▸ GIVEN REQUEST
Find the line containing "Type out the text in this image.". Retype it and every line after it through the end of the entries, exactly as written, with nothing added.

•••••

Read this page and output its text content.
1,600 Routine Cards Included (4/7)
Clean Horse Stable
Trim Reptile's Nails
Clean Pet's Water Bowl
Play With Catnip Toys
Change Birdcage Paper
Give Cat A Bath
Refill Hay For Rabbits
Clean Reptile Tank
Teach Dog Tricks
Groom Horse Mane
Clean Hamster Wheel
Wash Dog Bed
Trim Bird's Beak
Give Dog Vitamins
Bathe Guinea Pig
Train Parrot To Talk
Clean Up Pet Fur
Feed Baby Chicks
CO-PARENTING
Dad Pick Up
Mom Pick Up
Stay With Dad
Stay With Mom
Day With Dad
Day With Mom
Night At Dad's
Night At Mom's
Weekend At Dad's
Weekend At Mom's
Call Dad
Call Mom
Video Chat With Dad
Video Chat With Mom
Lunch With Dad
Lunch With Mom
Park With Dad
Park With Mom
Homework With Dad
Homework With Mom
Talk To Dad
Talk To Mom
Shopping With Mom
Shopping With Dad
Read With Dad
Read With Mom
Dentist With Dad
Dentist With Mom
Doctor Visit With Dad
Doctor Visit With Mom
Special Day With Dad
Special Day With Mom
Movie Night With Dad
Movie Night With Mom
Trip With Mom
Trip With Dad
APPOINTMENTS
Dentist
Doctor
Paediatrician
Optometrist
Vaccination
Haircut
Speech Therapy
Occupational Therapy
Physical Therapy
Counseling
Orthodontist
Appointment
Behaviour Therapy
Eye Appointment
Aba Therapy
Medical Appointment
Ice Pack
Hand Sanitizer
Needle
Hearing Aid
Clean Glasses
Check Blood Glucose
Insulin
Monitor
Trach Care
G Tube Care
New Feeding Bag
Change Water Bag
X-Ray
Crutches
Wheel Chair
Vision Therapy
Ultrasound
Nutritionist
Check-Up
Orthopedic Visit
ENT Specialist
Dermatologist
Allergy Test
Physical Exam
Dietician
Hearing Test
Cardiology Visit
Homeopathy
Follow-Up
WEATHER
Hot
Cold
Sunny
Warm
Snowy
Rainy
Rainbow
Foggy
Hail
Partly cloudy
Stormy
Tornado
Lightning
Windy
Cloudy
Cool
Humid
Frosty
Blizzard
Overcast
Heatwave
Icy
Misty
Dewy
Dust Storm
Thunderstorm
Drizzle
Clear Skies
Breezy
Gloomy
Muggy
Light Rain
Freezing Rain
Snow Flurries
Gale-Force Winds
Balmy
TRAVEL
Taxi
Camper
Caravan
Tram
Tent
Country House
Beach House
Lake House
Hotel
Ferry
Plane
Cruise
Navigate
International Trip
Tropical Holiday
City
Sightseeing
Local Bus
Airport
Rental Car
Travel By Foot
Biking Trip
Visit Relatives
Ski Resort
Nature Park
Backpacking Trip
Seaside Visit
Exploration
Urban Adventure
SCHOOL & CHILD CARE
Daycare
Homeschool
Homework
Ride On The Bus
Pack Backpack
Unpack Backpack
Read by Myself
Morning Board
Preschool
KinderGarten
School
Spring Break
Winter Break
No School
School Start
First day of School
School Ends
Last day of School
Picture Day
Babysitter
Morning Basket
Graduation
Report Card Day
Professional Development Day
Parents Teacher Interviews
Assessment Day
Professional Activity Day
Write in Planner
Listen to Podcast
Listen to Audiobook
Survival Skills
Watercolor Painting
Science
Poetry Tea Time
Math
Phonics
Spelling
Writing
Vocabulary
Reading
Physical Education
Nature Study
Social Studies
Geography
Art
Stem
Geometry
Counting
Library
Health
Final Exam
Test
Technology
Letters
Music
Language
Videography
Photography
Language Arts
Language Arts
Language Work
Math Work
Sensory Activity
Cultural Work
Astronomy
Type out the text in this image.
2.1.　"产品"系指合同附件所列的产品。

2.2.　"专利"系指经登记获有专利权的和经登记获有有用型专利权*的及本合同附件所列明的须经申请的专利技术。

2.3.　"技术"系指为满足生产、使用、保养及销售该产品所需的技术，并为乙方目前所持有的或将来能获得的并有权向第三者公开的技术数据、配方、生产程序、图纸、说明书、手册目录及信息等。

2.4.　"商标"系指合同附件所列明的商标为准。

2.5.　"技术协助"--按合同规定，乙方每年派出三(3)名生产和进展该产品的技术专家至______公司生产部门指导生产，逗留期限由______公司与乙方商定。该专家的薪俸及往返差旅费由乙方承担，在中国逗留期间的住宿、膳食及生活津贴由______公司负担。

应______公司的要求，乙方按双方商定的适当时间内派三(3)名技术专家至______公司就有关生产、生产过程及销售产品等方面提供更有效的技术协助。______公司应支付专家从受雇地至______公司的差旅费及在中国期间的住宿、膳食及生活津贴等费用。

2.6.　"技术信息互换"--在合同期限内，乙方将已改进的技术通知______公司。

•••••

▸ REPLY
Type out the text in this image.
2.1.　"产品"系指合同附件所列的产品。

2.2.　"专利"系指经登记获有专利权的和经登记获有有用型专利权*的及本合同附件所列明的须经申请的专利技术。

2.3.　"技术"系指为满足生产、使用、保养及销售该产品所需的技术，并为乙方目前所持有的或将来能获得的并有权向第三者公开的技术数据、配方、生产程序、图纸、说明书、手册目录及信息等。

2.4.　"商标"系指合同附件所列明的商标为准。

2.5.　"技术协助"--按合同规定，乙方每年派出三(3)名生产和进展该产品的技术专家至______公司生产部门指导生产，逗留期限由______公司与乙方商定。该专家的薪俸及往返差旅费由乙方承担，在中国逗留期间的住宿、膳食及生活津贴由______公司负担。

应______公司的要求，乙方按双方商定的适当时间内派三(3)名技术专家至______公司就有关生产、生产过程及销售产品等方面提供更有效的技术协助。______公司应支付专家从受雇地至______公司的差旅费及在中国期间的住宿、膳食及生活津贴等费用。

2.6.　"技术信息互换"--在合同期限内，乙方将已改进的技术通知______公司。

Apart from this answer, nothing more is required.